Your objective: Your task is to print every entry below exactly as given.

═══

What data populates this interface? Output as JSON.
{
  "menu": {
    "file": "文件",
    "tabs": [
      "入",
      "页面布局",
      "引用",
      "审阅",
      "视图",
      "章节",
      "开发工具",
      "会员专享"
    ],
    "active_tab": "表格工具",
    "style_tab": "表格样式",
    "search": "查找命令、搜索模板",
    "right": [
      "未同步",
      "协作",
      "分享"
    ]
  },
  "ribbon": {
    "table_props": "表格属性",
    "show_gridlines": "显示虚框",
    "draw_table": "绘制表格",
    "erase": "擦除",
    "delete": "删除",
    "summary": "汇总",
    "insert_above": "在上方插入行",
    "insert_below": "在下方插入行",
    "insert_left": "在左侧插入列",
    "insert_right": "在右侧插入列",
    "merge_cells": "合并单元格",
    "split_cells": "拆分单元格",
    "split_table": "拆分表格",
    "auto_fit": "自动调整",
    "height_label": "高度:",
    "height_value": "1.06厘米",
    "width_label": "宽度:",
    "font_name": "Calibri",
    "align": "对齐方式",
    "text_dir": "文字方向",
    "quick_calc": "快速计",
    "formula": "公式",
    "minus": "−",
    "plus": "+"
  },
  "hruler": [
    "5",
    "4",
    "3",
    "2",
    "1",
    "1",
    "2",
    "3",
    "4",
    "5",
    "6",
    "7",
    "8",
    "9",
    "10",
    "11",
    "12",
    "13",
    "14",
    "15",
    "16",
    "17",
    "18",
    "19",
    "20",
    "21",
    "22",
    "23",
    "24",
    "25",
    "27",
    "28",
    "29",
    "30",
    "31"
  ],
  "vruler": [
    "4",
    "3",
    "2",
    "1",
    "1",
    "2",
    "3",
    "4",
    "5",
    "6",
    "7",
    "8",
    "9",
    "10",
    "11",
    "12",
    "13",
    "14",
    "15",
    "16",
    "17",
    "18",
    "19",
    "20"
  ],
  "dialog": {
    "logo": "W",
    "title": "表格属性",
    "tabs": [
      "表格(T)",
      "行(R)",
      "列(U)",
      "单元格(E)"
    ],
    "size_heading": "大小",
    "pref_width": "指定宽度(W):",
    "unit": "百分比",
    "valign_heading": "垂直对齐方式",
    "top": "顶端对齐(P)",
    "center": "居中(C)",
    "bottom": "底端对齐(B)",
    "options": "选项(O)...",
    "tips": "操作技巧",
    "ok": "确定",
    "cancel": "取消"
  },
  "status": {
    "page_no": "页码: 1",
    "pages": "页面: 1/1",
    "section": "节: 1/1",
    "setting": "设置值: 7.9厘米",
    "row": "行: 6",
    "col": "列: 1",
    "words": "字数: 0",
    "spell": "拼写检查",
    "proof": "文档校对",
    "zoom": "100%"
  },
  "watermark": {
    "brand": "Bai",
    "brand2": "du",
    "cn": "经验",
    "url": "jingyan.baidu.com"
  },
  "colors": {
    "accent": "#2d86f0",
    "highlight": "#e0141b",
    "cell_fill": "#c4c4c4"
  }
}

═══

Correct output:
What data populates this interface? Output as JSON.
{
  "menu": {
    "file": "文件",
    "tabs": [
      "入",
      "页面布局",
      "引用",
      "审阅",
      "视图",
      "章节",
      "开发工具",
      "会员专享"
    ],
    "active_tab": "表格工具",
    "style_tab": "表格样式",
    "search": "查找命令、搜索模板",
    "right": [
      "未同步",
      "协作",
      "分享"
    ]
  },
  "ribbon": {
    "table_props": "表格属性",
    "show_gridlines": "显示虚框",
    "draw_table": "绘制表格",
    "erase": "擦除",
    "delete": "删除",
    "summary": "汇总",
    "insert_above": "在上方插入行",
    "insert_below": "在下方插入行",
    "insert_left": "在左侧插入列",
    "insert_right": "在右侧插入列",
    "merge_cells": "合并单元格",
    "split_cells": "拆分单元格",
    "split_table": "拆分表格",
    "auto_fit": "自动调整",
    "height_label": "高度:",
    "height_value": "1.06厘米",
    "width_label": "宽度:",
    "font_name": "Calibri",
    "align": "对齐方式",
    "text_dir": "文字方向",
    "quick_calc": "快速计",
    "formula": "公式",
    "minus": "−",
    "plus": "+"
  },
  "hruler": [
    "5",
    "4",
    "3",
    "2",
    "1",
    "1",
    "2",
    "3",
    "4",
    "5",
    "6",
    "7",
    "8",
    "9",
    "10",
    "11",
    "12",
    "13",
    "14",
    "15",
    "16",
    "17",
    "18",
    "19",
    "20",
    "21",
    "22",
    "23",
    "24",
    "25",
    "27",
    "28",
    "29",
    "30",
    "31"
  ],
  "vruler": [
    "4",
    "3",
    "2",
    "1",
    "1",
    "2",
    "3",
    "4",
    "5",
    "6",
    "7",
    "8",
    "9",
    "10",
    "11",
    "12",
    "13",
    "14",
    "15",
    "16",
    "17",
    "18",
    "19",
    "20"
  ],
  "dialog": {
    "logo": "W",
    "title": "表格属性",
    "tabs": [
      "表格(T)",
      "行(R)",
      "列(U)",
      "单元格(E)"
    ],
    "size_heading": "大小",
    "pref_width": "指定宽度(W):",
    "unit": "百分比",
    "valign_heading": "垂直对齐方式",
    "top": "顶端对齐(P)",
    "center": "居中(C)",
    "bottom": "底端对齐(B)",
    "options": "选项(O)...",
    "tips": "操作技巧",
    "ok": "确定",
    "cancel": "取消"
  },
  "status": {
    "page_no": "页码: 1",
    "pages": "页面: 1/1",
    "section": "节: 1/1",
    "setting": "设置值: 7.9厘米",
    "row": "行: 6",
    "col": "列: 1",
    "words": "字数: 0",
    "spell": "拼写检查",
    "proof": "文档校对",
    "zoom": "100%"
  },
  "watermark": {
    "brand": "Bai",
    "brand2": "du",
    "cn": "经验",
    "url": "jingyan.baidu.com"
  },
  "colors": {
    "accent": "#2d86f0",
    "highlight": "#e0141b",
    "cell_fill": "#c4c4c4"
  }
}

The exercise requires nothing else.